* **TEXT TO READ**
########################################
Valentin seemed anxious after recalling this event. He made a sketch of the forest quarters, the position of the light source, the movement and trajectory of the spotlights and where he lay for one and a half hours behind a tree trunk.

I saw that these memories and the story had an effect on him. I asked him some questions and he responded as follows:

 

– Will you show me the place where you spent the night and saw the light?


Sure I will if you want. Although the Mansi advised me not to go there anymore.

– Who else might have seen such a phenomenon at that time?


I was alone there. The next day I went to Solva and told V. Yefimov about it, and later to V. Borodyuk, and also to the senior ranger A.N. Degtyarev.

– Where can I find them, to have a talk on the issue?


Degtyarev has now left the nature reserve, he now lives somewhere in Cheryomukhovo; V. Borodyuk now lives near the Kalya
[a river in Karelia, in the north-west of European Russia]
, he has a house there, but I don’t know his exact address. Yefimov lived for some time in Severouralsk. It is two years now since he had left the job at the nature reserve. I have heard nothing of him since then. If you happen to see them, give my regards.

 

It was time to say goodbye. Valentin gave me the nature reserve quarters map so I could easily take my bearings and find quarter No. 357. We agreed to meet some time after and continue our talk. I took a picture of my hospitable friend and promised to bring him the photo. I needed some time to think over the information I had received from him.
########################################
* **DATA ENTRIES**

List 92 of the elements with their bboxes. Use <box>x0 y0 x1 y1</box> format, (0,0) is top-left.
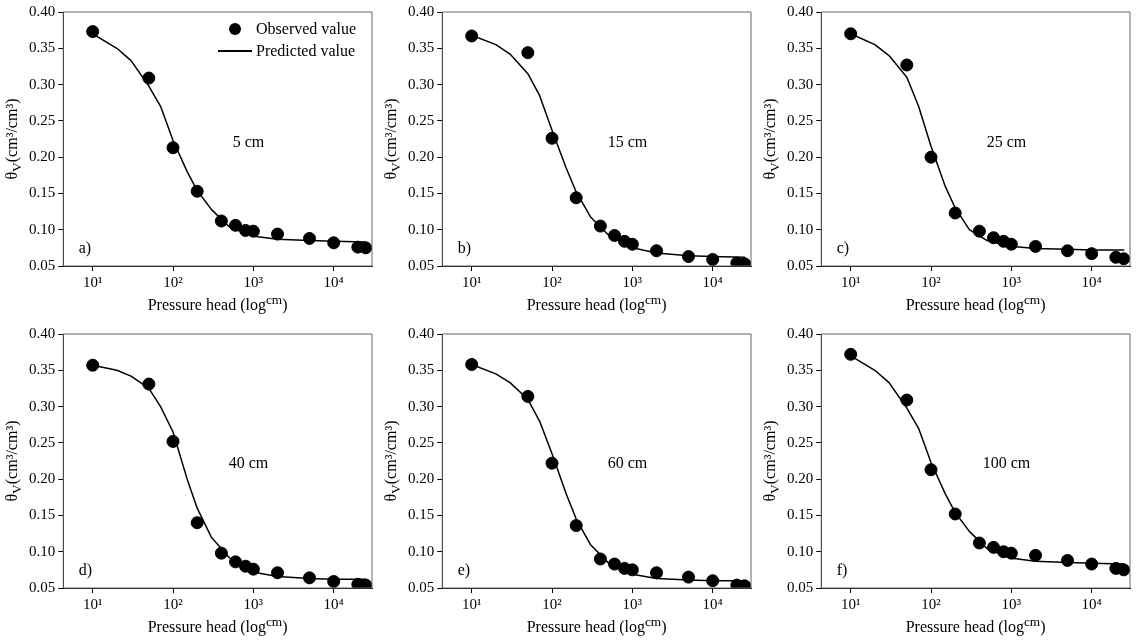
x-tick-label: 10⁴ <box>702 273 723 290</box>
y-tick-label: 0.10 <box>408 220 435 237</box>
y-tick-label: 0.35 <box>787 39 814 56</box>
x-tick-label: 10⁴ <box>323 595 344 612</box>
y-tick-label: 0.05 <box>29 256 56 273</box>
y-tick-label: 0.05 <box>29 578 56 595</box>
y-tick-label: 0.25 <box>408 111 435 128</box>
y-tick-label: 0.25 <box>787 433 814 450</box>
y-tick-label: 0.30 <box>787 75 814 92</box>
y-tick-label: 0.15 <box>29 184 56 201</box>
x-axis-title: Pressure head (log$^{cm}$) <box>905 613 1046 636</box>
annotation: a) <box>78 239 92 258</box>
x-tick-label: 10⁴ <box>323 273 344 290</box>
x-tick-label: 10² <box>542 595 563 612</box>
x-axis-title: Pressure head (log$^{cm}$) <box>526 292 667 315</box>
x-tick-label: 10³ <box>622 595 643 612</box>
y-tick-label: 0.40 <box>408 2 435 19</box>
y-tick-label: 0.15 <box>29 505 56 522</box>
y-tick-label: 0.10 <box>787 220 814 237</box>
annotation: b) <box>457 239 472 258</box>
annotation: 5 cm <box>232 132 265 151</box>
y-tick-label: 0.30 <box>408 397 435 414</box>
y-tick-label: 0.10 <box>29 220 56 237</box>
x-tick-label: 10² <box>542 273 563 290</box>
y-tick-label: 0.05 <box>408 578 435 595</box>
y-tick-label: 0.20 <box>408 148 435 165</box>
annotation: 25 cm <box>986 132 1027 151</box>
annotation: e) <box>457 560 471 579</box>
y-tick-label: 0.10 <box>408 542 435 559</box>
x-axis-title: Pressure head (log$^{cm}$) <box>905 292 1046 315</box>
x-tick-label: 10³ <box>243 273 264 290</box>
annotation: d) <box>78 560 93 579</box>
annotation: 40 cm <box>228 454 269 473</box>
y-tick-label: 0.35 <box>787 360 814 377</box>
y-tick-label: 0.30 <box>787 397 814 414</box>
x-tick-label: 10² <box>921 595 942 612</box>
y-tick-label: 0.25 <box>29 111 56 128</box>
y-tick-label: 0.35 <box>29 360 56 377</box>
x-tick-label: 10¹ <box>840 273 861 290</box>
x-tick-label: 10¹ <box>461 273 482 290</box>
y-tick-label: 0.20 <box>787 148 814 165</box>
y-tick-label: 0.20 <box>787 469 814 486</box>
y-tick-label: 0.25 <box>408 433 435 450</box>
y-tick-label: 0.05 <box>408 256 435 273</box>
x-axis-title: Pressure head (log$^{cm}$) <box>526 613 667 636</box>
x-tick-label: 10³ <box>1001 273 1022 290</box>
y-tick-label: 0.40 <box>787 324 814 341</box>
x-tick-label: 10¹ <box>82 273 103 290</box>
legend-label: Observed value <box>256 20 356 38</box>
y-tick-label: 0.15 <box>408 184 435 201</box>
x-tick-label: 10² <box>163 595 184 612</box>
y-tick-label: 0.25 <box>29 433 56 450</box>
y-tick-label: 0.30 <box>29 397 56 414</box>
y-tick-label: 0.10 <box>29 542 56 559</box>
x-tick-label: 10¹ <box>82 595 103 612</box>
y-tick-label: 0.20 <box>29 469 56 486</box>
y-tick-label: 0.10 <box>787 542 814 559</box>
annotation: f) <box>836 560 848 579</box>
x-tick-label: 10¹ <box>461 595 482 612</box>
annotation: c) <box>836 239 850 258</box>
y-tick-label: 0.35 <box>29 39 56 56</box>
annotation: 15 cm <box>607 132 648 151</box>
x-tick-label: 10⁴ <box>1081 595 1102 612</box>
x-axis-title: Pressure head (log$^{cm}$) <box>147 292 288 315</box>
y-tick-label: 0.15 <box>787 184 814 201</box>
y-tick-label: 0.05 <box>787 256 814 273</box>
y-tick-label: 0.30 <box>29 75 56 92</box>
x-tick-label: 10³ <box>243 595 264 612</box>
x-tick-label: 10² <box>163 273 184 290</box>
y-tick-label: 0.20 <box>408 469 435 486</box>
y-tick-label: 0.40 <box>787 2 814 19</box>
x-tick-label: 10³ <box>622 273 643 290</box>
y-tick-label: 0.25 <box>787 111 814 128</box>
y-tick-label: 0.30 <box>408 75 435 92</box>
y-tick-label: 0.15 <box>787 505 814 522</box>
x-tick-label: 10² <box>921 273 942 290</box>
y-tick-label: 0.20 <box>29 148 56 165</box>
annotation: 60 cm <box>607 454 648 473</box>
y-tick-label: 0.15 <box>408 505 435 522</box>
y-tick-label: 0.05 <box>787 578 814 595</box>
x-tick-label: 10⁴ <box>702 595 723 612</box>
y-tick-label: 0.40 <box>29 2 56 19</box>
x-axis-title: Pressure head (log$^{cm}$) <box>147 613 288 636</box>
x-tick-label: 10⁴ <box>1081 273 1102 290</box>
legend-label: Predicted value <box>256 42 356 60</box>
x-tick-label: 10¹ <box>840 595 861 612</box>
y-tick-label: 0.35 <box>408 39 435 56</box>
x-tick-label: 10³ <box>1001 595 1022 612</box>
y-tick-label: 0.35 <box>408 360 435 377</box>
annotation: 100 cm <box>982 454 1031 473</box>
y-tick-label: 0.40 <box>408 324 435 341</box>
y-tick-label: 0.40 <box>29 324 56 341</box>
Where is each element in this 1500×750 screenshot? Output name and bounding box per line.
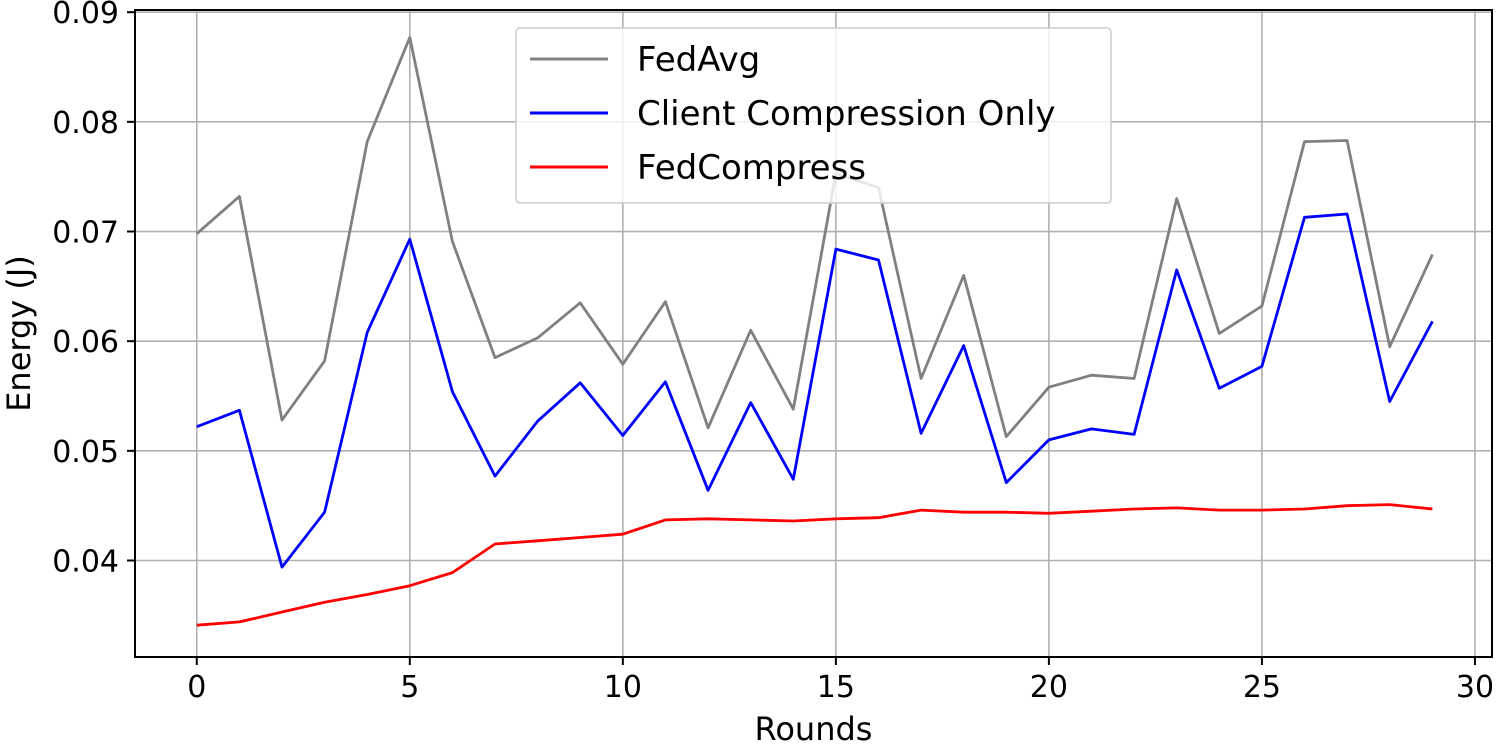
series-line-fedcompress — [196, 503, 1433, 627]
x-tick-label: 25 — [1243, 670, 1281, 705]
y-tick-label: 0.04 — [52, 544, 119, 579]
legend-box — [515, 27, 1112, 204]
legend-label: FedAvg — [637, 40, 760, 80]
y-tick-label: 0.09 — [52, 0, 119, 31]
y-tick-label: 0.05 — [52, 435, 119, 470]
x-tick-label: 30 — [1456, 670, 1494, 705]
legend-label: Client Compression Only — [637, 94, 1056, 134]
x-tick-label: 20 — [1030, 670, 1068, 705]
series-line-fedavg — [195, 36, 1434, 439]
series-lines — [195, 36, 1434, 627]
y-tick-label: 0.08 — [52, 106, 119, 141]
axis-ticks: 0 5 10 15 20 25 30 0.04 0.05 0.06 0.07 0.08 0.09 — [52, 0, 1494, 705]
y-tick-label: 0.07 — [52, 216, 119, 251]
legend: FedAvg Client Compression Only FedCompress — [515, 27, 1112, 204]
x-tick-label: 5 — [400, 670, 419, 705]
grid — [135, 10, 1492, 657]
y-axis-label: Energy (J) — [0, 255, 38, 412]
legend-label: FedCompress — [637, 148, 866, 188]
x-tick-label: 10 — [604, 670, 642, 705]
x-tick-label: 0 — [187, 670, 206, 705]
series-line-client-compression-only — [196, 212, 1434, 569]
plot-frame — [134, 9, 1493, 658]
y-tick-label: 0.06 — [52, 325, 119, 360]
x-tick-label: 15 — [817, 670, 855, 705]
x-axis-label: Rounds — [755, 710, 873, 748]
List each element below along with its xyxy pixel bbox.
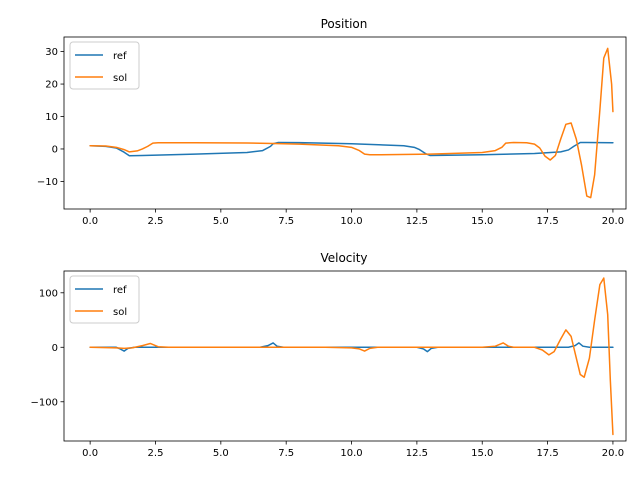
########################################
Answer these questions from the account of the conversation with Valentin.
1. For how long did Valentin lie behind a tree trunk?
2. To which place did Valentin go the day after he saw the light?
3. What is the number of the quarter that the map from Valentin was meant to help locate?

* **SOLUTION BELOW**
1. One and a half hours.
2. Solva.
3. Quarter No. 357.